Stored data
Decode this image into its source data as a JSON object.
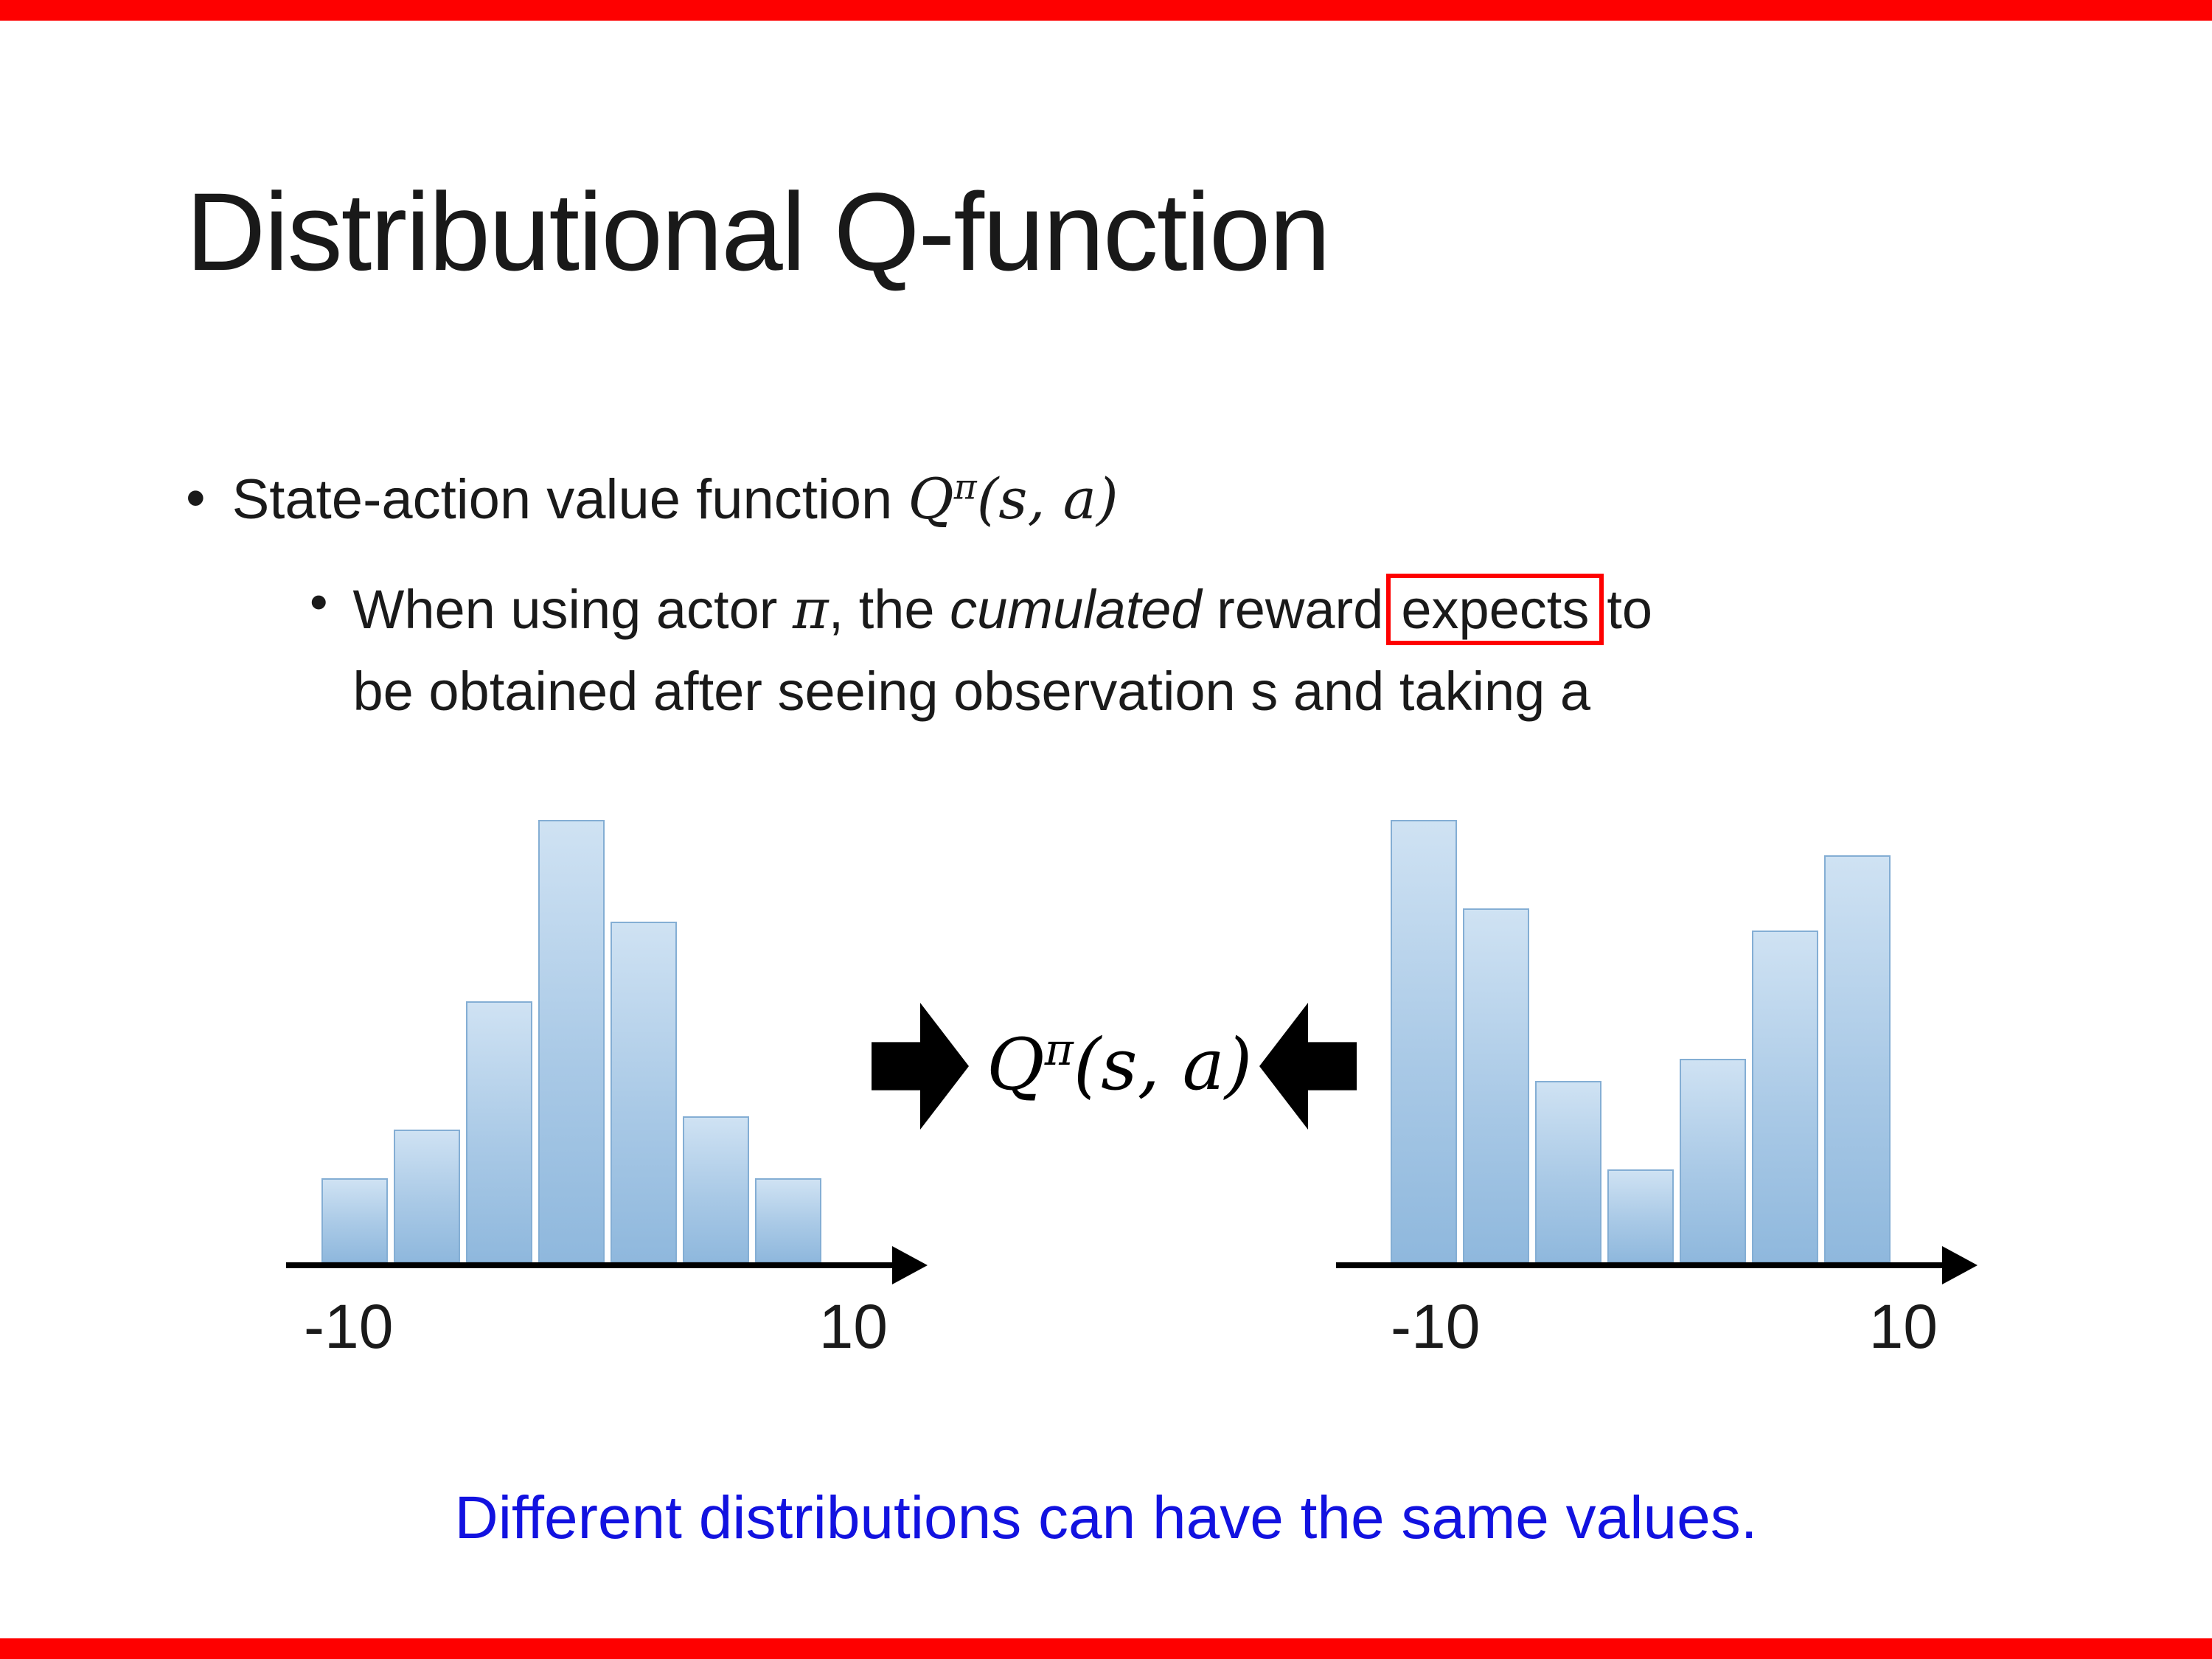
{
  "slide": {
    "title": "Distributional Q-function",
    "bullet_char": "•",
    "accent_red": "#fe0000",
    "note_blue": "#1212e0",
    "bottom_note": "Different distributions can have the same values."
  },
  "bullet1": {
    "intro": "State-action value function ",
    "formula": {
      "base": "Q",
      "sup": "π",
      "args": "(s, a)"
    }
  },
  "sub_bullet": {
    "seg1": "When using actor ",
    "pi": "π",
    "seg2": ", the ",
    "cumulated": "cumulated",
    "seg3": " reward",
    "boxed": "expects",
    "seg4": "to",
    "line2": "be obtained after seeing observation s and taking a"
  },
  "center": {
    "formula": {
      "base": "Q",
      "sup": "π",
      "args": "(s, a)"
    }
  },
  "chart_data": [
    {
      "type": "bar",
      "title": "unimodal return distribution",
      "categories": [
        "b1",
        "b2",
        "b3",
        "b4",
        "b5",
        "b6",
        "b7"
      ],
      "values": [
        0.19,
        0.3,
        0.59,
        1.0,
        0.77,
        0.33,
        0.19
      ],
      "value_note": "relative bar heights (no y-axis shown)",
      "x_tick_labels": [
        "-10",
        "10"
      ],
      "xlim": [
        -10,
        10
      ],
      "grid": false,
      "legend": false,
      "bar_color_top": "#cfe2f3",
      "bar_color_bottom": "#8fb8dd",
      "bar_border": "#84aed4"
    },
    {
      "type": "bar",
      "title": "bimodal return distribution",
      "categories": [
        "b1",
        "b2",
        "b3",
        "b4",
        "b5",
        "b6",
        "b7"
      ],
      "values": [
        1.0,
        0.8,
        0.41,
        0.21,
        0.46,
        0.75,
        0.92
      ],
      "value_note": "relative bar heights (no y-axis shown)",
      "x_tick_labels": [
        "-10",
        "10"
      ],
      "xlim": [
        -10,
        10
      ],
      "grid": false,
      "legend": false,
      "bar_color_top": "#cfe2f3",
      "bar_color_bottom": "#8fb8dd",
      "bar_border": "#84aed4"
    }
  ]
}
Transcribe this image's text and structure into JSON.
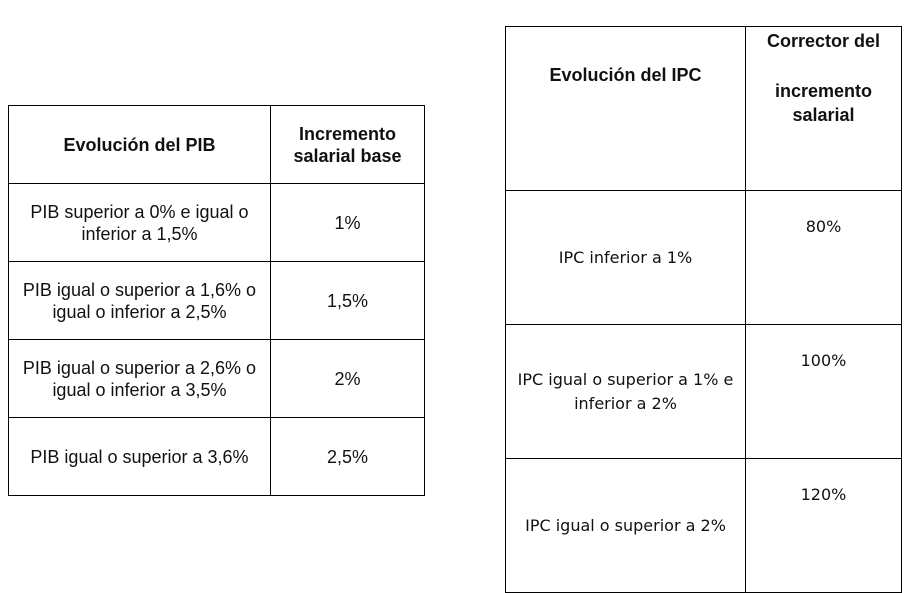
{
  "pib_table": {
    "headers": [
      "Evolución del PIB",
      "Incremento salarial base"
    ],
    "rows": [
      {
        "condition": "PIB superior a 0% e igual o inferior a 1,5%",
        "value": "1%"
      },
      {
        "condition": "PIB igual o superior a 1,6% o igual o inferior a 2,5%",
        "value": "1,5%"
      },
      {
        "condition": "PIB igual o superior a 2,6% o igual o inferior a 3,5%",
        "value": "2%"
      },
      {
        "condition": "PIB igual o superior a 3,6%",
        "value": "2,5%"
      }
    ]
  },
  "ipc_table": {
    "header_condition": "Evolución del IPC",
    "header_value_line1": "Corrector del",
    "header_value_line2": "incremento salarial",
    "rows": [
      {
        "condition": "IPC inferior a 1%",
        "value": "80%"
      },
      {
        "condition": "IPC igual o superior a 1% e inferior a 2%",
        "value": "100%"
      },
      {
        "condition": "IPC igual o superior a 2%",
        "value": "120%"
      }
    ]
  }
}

## Short problem
Pictures are left out; print exactly the lines from the one holding "Transcribe this image's" through the last line of the listing above, both included.

## Answer to the problem
Transcribe this image's text and structure into JSON.
{
  "pib_table": {
    "headers": [
      "Evolución del PIB",
      "Incremento salarial base"
    ],
    "rows": [
      {
        "condition": "PIB superior a 0% e igual o inferior a 1,5%",
        "value": "1%"
      },
      {
        "condition": "PIB igual o superior a 1,6% o igual o inferior a 2,5%",
        "value": "1,5%"
      },
      {
        "condition": "PIB igual o superior a 2,6% o igual o inferior a 3,5%",
        "value": "2%"
      },
      {
        "condition": "PIB igual o superior a 3,6%",
        "value": "2,5%"
      }
    ]
  },
  "ipc_table": {
    "header_condition": "Evolución del IPC",
    "header_value_line1": "Corrector del",
    "header_value_line2": "incremento salarial",
    "rows": [
      {
        "condition": "IPC inferior a 1%",
        "value": "80%"
      },
      {
        "condition": "IPC igual o superior a 1% e inferior a 2%",
        "value": "100%"
      },
      {
        "condition": "IPC igual o superior a 2%",
        "value": "120%"
      }
    ]
  }
}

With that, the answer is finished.